Stated goal
Quote word for word the lines starting at the line with "Extract all readable text from this page." and ending at the final line of the entries. Leave out any pictures.

Saved entries
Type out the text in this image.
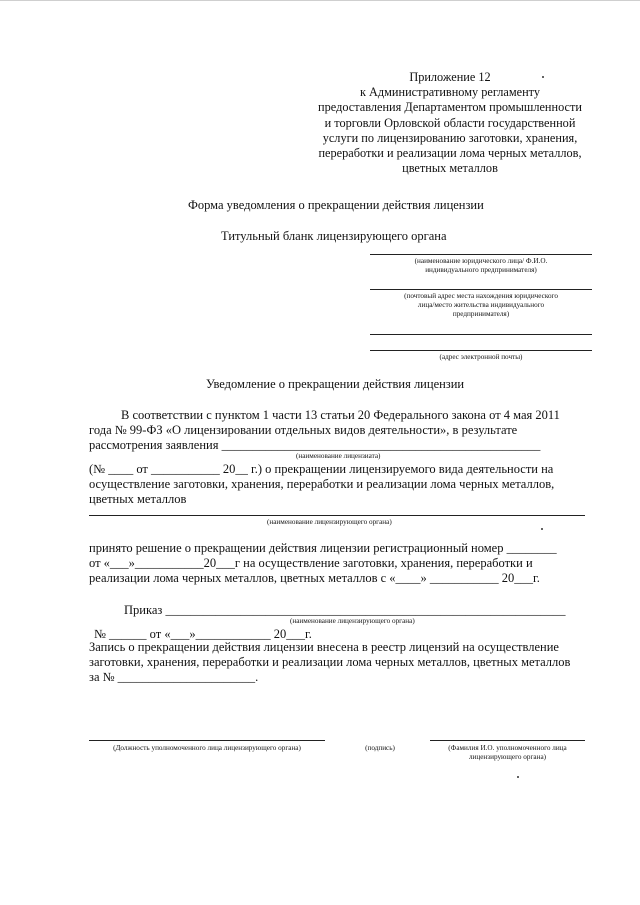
Приложение 12
к Административному регламенту
предоставления Департаментом промышленности
и торговли Орловской области государственной
услуги по лицензированию заготовки, хранения,
переработки и реализации лома черных металлов,
цветных металлов
Форма уведомления о прекращении действия лицензии
Титульный бланк лицензирующего органа
(наименование юридического лица/ Ф.И.О.
индивидуального предпринимателя)
(почтовый адрес места нахождения юридического
лица/место жительства индивидуального
предпринимателя)
(адрес электронной почты)
Уведомление о прекращении действия лицензии
В соответствии с пунктом 1 части 13 статьи 20 Федерального закона от 4 мая 2011
года № 99-ФЗ «О лицензировании отдельных видов деятельности», в результате
рассмотрения заявления ___________________________________________________
(наименование лицензиата)
(№ ____ от ___________ 20__ г.) о прекращении лицензируемого вида деятельности на
осуществление заготовки, хранения, переработки и реализации лома черных металлов,
цветных металлов
(наименование лицензирующего органа)
принято решение о прекращении действия лицензии регистрационный номер ________
от «___»___________20___г на осуществление заготовки, хранения, переработки и
реализации лома черных металлов, цветных металлов с «____» ___________ 20___г.
Приказ ________________________________________________________________
(наименование лицензирующего органа)
№ ______ от «___»____________ 20___г.
Запись о прекращении действия лицензии внесена в реестр лицензий на осуществление
заготовки, хранения, переработки и реализации лома черных металлов, цветных металлов
за № ______________________.
(Должность уполномоченного лица лицензирующего органа)	(подпись)	(Фамилия И.О. уполномоченного лица
лицензирующего органа)
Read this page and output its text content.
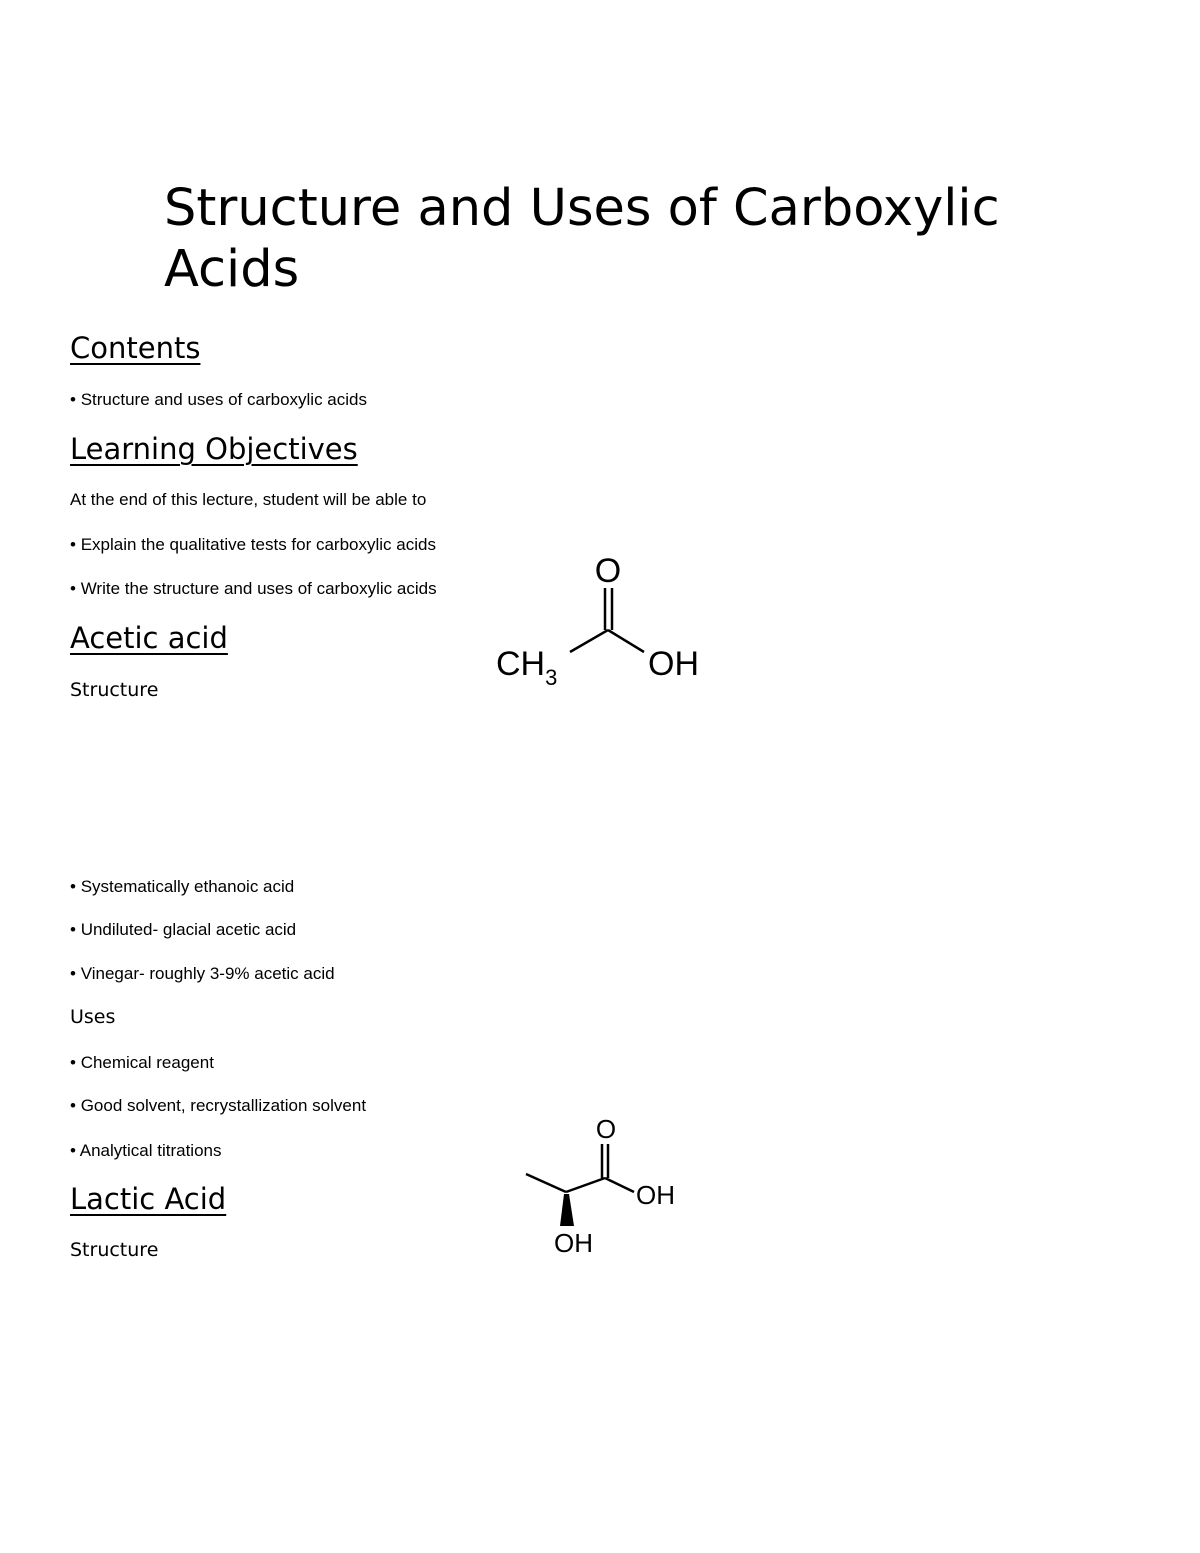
Structure and Uses of Carboxylic Acids
Contents

• Structure and uses of carboxylic acids

Learning Objectives

At the end of this lecture, student will be able to

• Explain the qualitative tests for carboxylic acids

• Write the structure and uses of carboxylic acids	O
$CH_3$	OH
Acetic acid

Structure

• Systematically ethanoic acid

• Undiluted- glacial acetic acid

• Vinegar- roughly 3-9% acetic acid

Uses

• Chemical reagent

• Good solvent, recrystallization solvent

• Analytical titrations

O
OH
OH
Lactic Acid

Structure
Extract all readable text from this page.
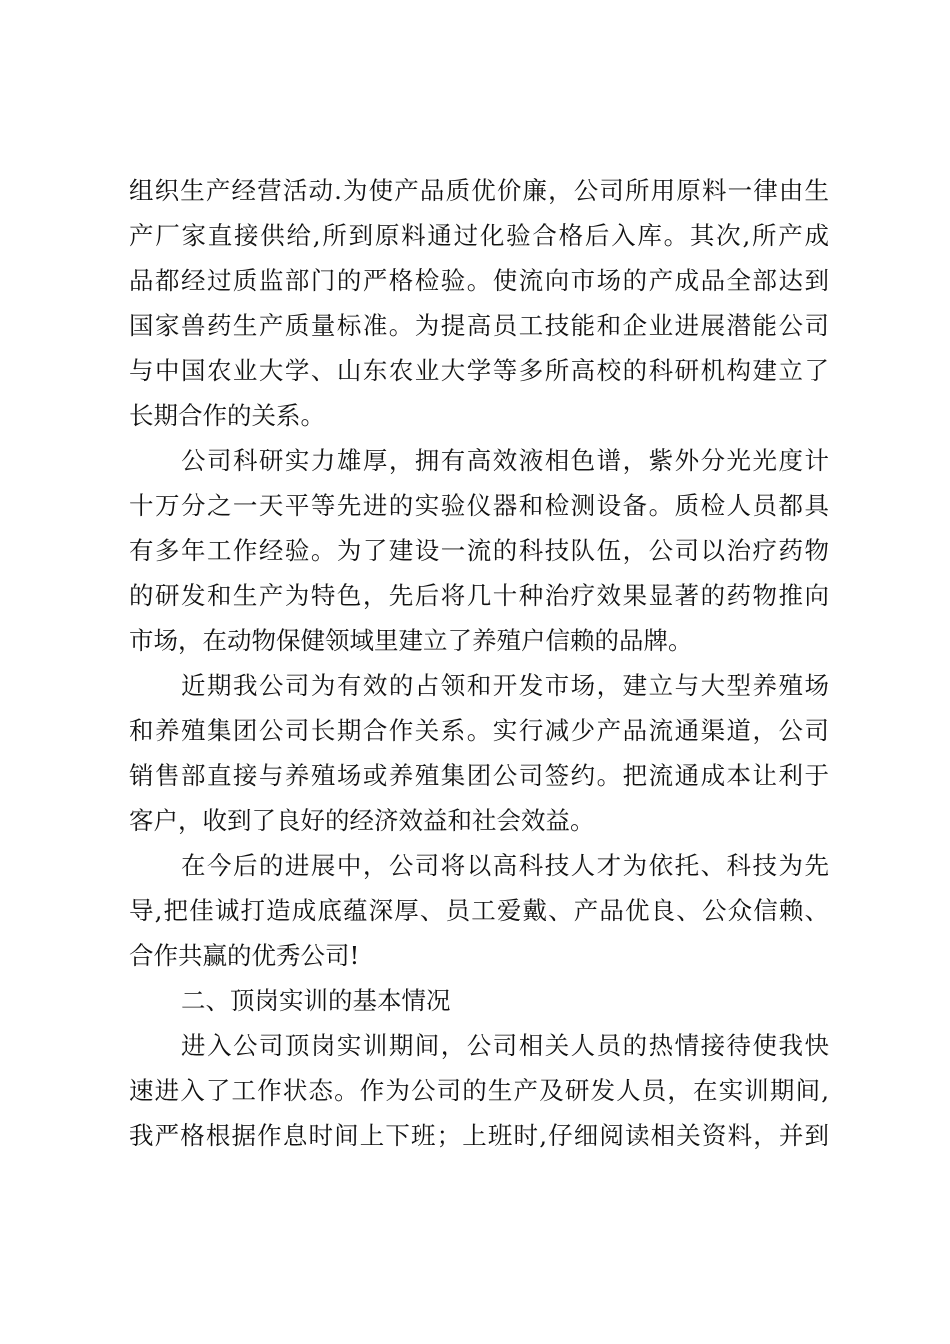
组织生产经营活动.为使产品质优价廉，公司所用原料一律由生
产厂家直接供给,所到原料通过化验合格后入库。其次,所产成
品都经过质监部门的严格检验。使流向市场的产成品全部达到
国家兽药生产质量标准。为提高员工技能和企业进展潜能公司
与中国农业大学、山东农业大学等多所高校的科研机构建立了
长期合作的关系。
公司科研实力雄厚，拥有高效液相色谱，紫外分光光度计
十万分之一天平等先进的实验仪器和检测设备。质检人员都具
有多年工作经验。为了建设一流的科技队伍，公司以治疗药物
的研发和生产为特色，先后将几十种治疗效果显著的药物推向
市场，在动物保健领域里建立了养殖户信赖的品牌。
近期我公司为有效的占领和开发市场，建立与大型养殖场
和养殖集团公司长期合作关系。实行减少产品流通渠道，公司
销售部直接与养殖场或养殖集团公司签约。把流通成本让利于
客户，收到了良好的经济效益和社会效益。
在今后的进展中，公司将以高科技人才为依托、科技为先
导,把佳诚打造成底蕴深厚、员工爱戴、产品优良、公众信赖、
合作共赢的优秀公司!
二、顶岗实训的基本情况
进入公司顶岗实训期间，公司相关人员的热情接待使我快
速进入了工作状态。作为公司的生产及研发人员，在实训期间,
我严格根据作息时间上下班；上班时,仔细阅读相关资料，并到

Answer
Extract all readable text from this page.
组织生产经营活动.为使产品质优价廉，公司所用原料一律由生
产厂家直接供给,所到原料通过化验合格后入库。其次,所产成
品都经过质监部门的严格检验。使流向市场的产成品全部达到
国家兽药生产质量标准。为提高员工技能和企业进展潜能公司
与中国农业大学、山东农业大学等多所高校的科研机构建立了
长期合作的关系。
公司科研实力雄厚，拥有高效液相色谱，紫外分光光度计
十万分之一天平等先进的实验仪器和检测设备。质检人员都具
有多年工作经验。为了建设一流的科技队伍，公司以治疗药物
的研发和生产为特色，先后将几十种治疗效果显著的药物推向
市场，在动物保健领域里建立了养殖户信赖的品牌。
近期我公司为有效的占领和开发市场，建立与大型养殖场
和养殖集团公司长期合作关系。实行减少产品流通渠道，公司
销售部直接与养殖场或养殖集团公司签约。把流通成本让利于
客户，收到了良好的经济效益和社会效益。
在今后的进展中，公司将以高科技人才为依托、科技为先
导,把佳诚打造成底蕴深厚、员工爱戴、产品优良、公众信赖、
合作共赢的优秀公司!
二、顶岗实训的基本情况
进入公司顶岗实训期间，公司相关人员的热情接待使我快
速进入了工作状态。作为公司的生产及研发人员，在实训期间,
我严格根据作息时间上下班；上班时,仔细阅读相关资料，并到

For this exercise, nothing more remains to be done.